Requirement -> For each line of the data below that holds "doping", copy the line.

Records ->
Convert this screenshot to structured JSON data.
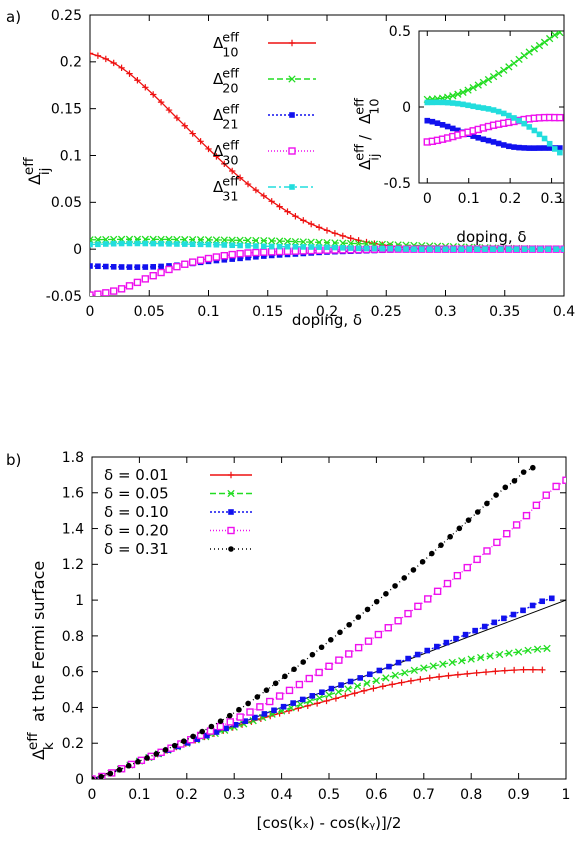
{
  "chart_data": [
    {
      "type": "line",
      "panel_label": "a)",
      "xlabel_text": "doping, ",
      "xlabel_symbol": "δ",
      "ylabel": {
        "base": "Δ",
        "sup": "eff",
        "sub": "ij"
      },
      "xlim": [
        0,
        0.4
      ],
      "ylim": [
        -0.05,
        0.25
      ],
      "xticks": [
        "0",
        "0.05",
        "0.1",
        "0.15",
        "0.2",
        "0.25",
        "0.3",
        "0.35",
        "0.4"
      ],
      "yticks": [
        "-0.05",
        "0",
        "0.05",
        "0.1",
        "0.15",
        "0.2",
        "0.25"
      ],
      "grid": false,
      "legend_position": "top-center",
      "x": [
        0,
        0.025,
        0.05,
        0.075,
        0.1,
        0.125,
        0.15,
        0.175,
        0.2,
        0.225,
        0.25,
        0.275,
        0.3,
        0.325,
        0.35,
        0.375,
        0.4
      ],
      "series": [
        {
          "label": {
            "base": "Δ",
            "sup": "eff",
            "sub": "10"
          },
          "color": "#ee1111",
          "marker": "plus",
          "dash": "",
          "values": [
            0.209,
            0.195,
            0.169,
            0.138,
            0.107,
            0.078,
            0.054,
            0.034,
            0.02,
            0.01,
            0.004,
            0.001,
            0.0,
            0.0,
            0.0,
            0.0,
            0.0
          ]
        },
        {
          "label": {
            "base": "Δ",
            "sup": "eff",
            "sub": "20"
          },
          "color": "#22dd22",
          "marker": "x",
          "dash": "6,3",
          "values": [
            0.01,
            0.0105,
            0.0105,
            0.0103,
            0.01,
            0.0095,
            0.009,
            0.008,
            0.007,
            0.006,
            0.005,
            0.004,
            0.003,
            0.002,
            0.001,
            0.0005,
            0.0
          ]
        },
        {
          "label": {
            "base": "Δ",
            "sup": "eff",
            "sub": "21"
          },
          "color": "#1111ee",
          "marker": "square",
          "dash": "2,2",
          "values": [
            -0.018,
            -0.019,
            -0.019,
            -0.017,
            -0.013,
            -0.01,
            -0.007,
            -0.005,
            -0.003,
            -0.002,
            -0.001,
            0.0,
            0.0,
            0.0,
            0.0,
            0.0,
            0.0
          ]
        },
        {
          "label": {
            "base": "Δ",
            "sup": "eff",
            "sub": "30"
          },
          "color": "#ee11ee",
          "marker": "square-open",
          "dash": "1,2",
          "values": [
            -0.049,
            -0.043,
            -0.03,
            -0.018,
            -0.01,
            -0.005,
            -0.003,
            -0.002,
            -0.001,
            -0.0005,
            0.0,
            0.0,
            0.0,
            0.0,
            0.0,
            0.0,
            0.0
          ]
        },
        {
          "label": {
            "base": "Δ",
            "sup": "eff",
            "sub": "31"
          },
          "color": "#22dddd",
          "marker": "square",
          "dash": "8,3,2,3",
          "values": [
            0.005,
            0.006,
            0.006,
            0.0055,
            0.005,
            0.004,
            0.003,
            0.0025,
            0.002,
            0.001,
            0.0005,
            0.0,
            0.0,
            0.0,
            0.0,
            0.0,
            0.0
          ]
        }
      ],
      "inset": {
        "xlabel_text": "doping, ",
        "xlabel_symbol": "δ",
        "ylabel": {
          "base": "Δ",
          "sup": "eff",
          "sub": "ij",
          "mid": " / ",
          "base2": "Δ",
          "sup2": "eff",
          "sub2": "10"
        },
        "xlim": [
          -0.02,
          0.33
        ],
        "ylim": [
          -0.5,
          0.5
        ],
        "xticks": [
          "0",
          "0.1",
          "0.2",
          "0.3"
        ],
        "yticks": [
          "-0.5",
          "0",
          "0.5"
        ],
        "x": [
          0,
          0.04,
          0.08,
          0.12,
          0.16,
          0.2,
          0.24,
          0.28,
          0.32
        ],
        "series": [
          {
            "ref": "20",
            "color": "#22dd22",
            "marker": "x",
            "values": [
              0.05,
              0.06,
              0.09,
              0.14,
              0.2,
              0.27,
              0.35,
              0.42,
              0.49
            ]
          },
          {
            "ref": "21",
            "color": "#1111ee",
            "marker": "square",
            "values": [
              -0.09,
              -0.12,
              -0.16,
              -0.2,
              -0.23,
              -0.26,
              -0.27,
              -0.27,
              -0.27
            ]
          },
          {
            "ref": "30",
            "color": "#ee11ee",
            "marker": "square-open",
            "values": [
              -0.23,
              -0.21,
              -0.18,
              -0.15,
              -0.12,
              -0.1,
              -0.08,
              -0.07,
              -0.07
            ]
          },
          {
            "ref": "31",
            "color": "#22dddd",
            "marker": "square",
            "values": [
              0.03,
              0.03,
              0.02,
              0.0,
              -0.02,
              -0.06,
              -0.12,
              -0.2,
              -0.3
            ]
          }
        ]
      }
    },
    {
      "type": "line",
      "panel_label": "b)",
      "xlabel": "[cos(kₓ) - cos(kᵧ)]/2",
      "ylabel": {
        "base": "Δ",
        "sup": "eff",
        "sub": "k",
        "rest": " at the Fermi surface"
      },
      "xlim": [
        0,
        1
      ],
      "ylim": [
        0,
        1.8
      ],
      "xticks": [
        "0",
        "0.1",
        "0.2",
        "0.3",
        "0.4",
        "0.5",
        "0.6",
        "0.7",
        "0.8",
        "0.9",
        "1"
      ],
      "yticks": [
        "0",
        "0.2",
        "0.4",
        "0.6",
        "0.8",
        "1",
        "1.2",
        "1.4",
        "1.6",
        "1.8"
      ],
      "grid": false,
      "legend_position": "top-left",
      "reference_line": {
        "x": [
          0,
          1
        ],
        "y": [
          0,
          1
        ],
        "color": "#000000"
      },
      "series": [
        {
          "label": "δ = 0.01",
          "color": "#ee1111",
          "marker": "plus",
          "dash": "",
          "x": [
            0,
            0.1,
            0.2,
            0.3,
            0.4,
            0.5,
            0.6,
            0.7,
            0.8,
            0.9,
            0.95
          ],
          "values": [
            0,
            0.1,
            0.2,
            0.29,
            0.37,
            0.44,
            0.51,
            0.56,
            0.59,
            0.61,
            0.61
          ]
        },
        {
          "label": "δ = 0.05",
          "color": "#22dd22",
          "marker": "x",
          "dash": "6,3",
          "x": [
            0,
            0.1,
            0.2,
            0.3,
            0.4,
            0.5,
            0.6,
            0.7,
            0.8,
            0.9,
            0.96
          ],
          "values": [
            0,
            0.1,
            0.2,
            0.29,
            0.38,
            0.47,
            0.55,
            0.62,
            0.67,
            0.71,
            0.73
          ]
        },
        {
          "label": "δ = 0.10",
          "color": "#1111ee",
          "marker": "square",
          "dash": "2,2",
          "x": [
            0,
            0.1,
            0.2,
            0.3,
            0.4,
            0.5,
            0.6,
            0.7,
            0.8,
            0.9,
            0.97
          ],
          "values": [
            0,
            0.1,
            0.2,
            0.3,
            0.4,
            0.5,
            0.6,
            0.71,
            0.82,
            0.93,
            1.01
          ]
        },
        {
          "label": "δ = 0.20",
          "color": "#ee11ee",
          "marker": "square-open",
          "dash": "1,2",
          "x": [
            0,
            0.1,
            0.2,
            0.3,
            0.4,
            0.5,
            0.6,
            0.7,
            0.8,
            0.9,
            1.0
          ],
          "values": [
            0,
            0.1,
            0.21,
            0.33,
            0.47,
            0.63,
            0.8,
            0.99,
            1.2,
            1.43,
            1.67
          ]
        },
        {
          "label": "δ = 0.31",
          "color": "#000000",
          "marker": "dot",
          "dash": "1,3",
          "x": [
            0,
            0.1,
            0.2,
            0.3,
            0.4,
            0.5,
            0.6,
            0.7,
            0.8,
            0.9,
            0.93
          ],
          "values": [
            0,
            0.1,
            0.22,
            0.37,
            0.56,
            0.77,
            0.99,
            1.22,
            1.46,
            1.68,
            1.74
          ]
        }
      ]
    }
  ]
}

Response to the exercise ->
      "xlabel_text": "doping, ",
        "xlabel_text": "doping, ",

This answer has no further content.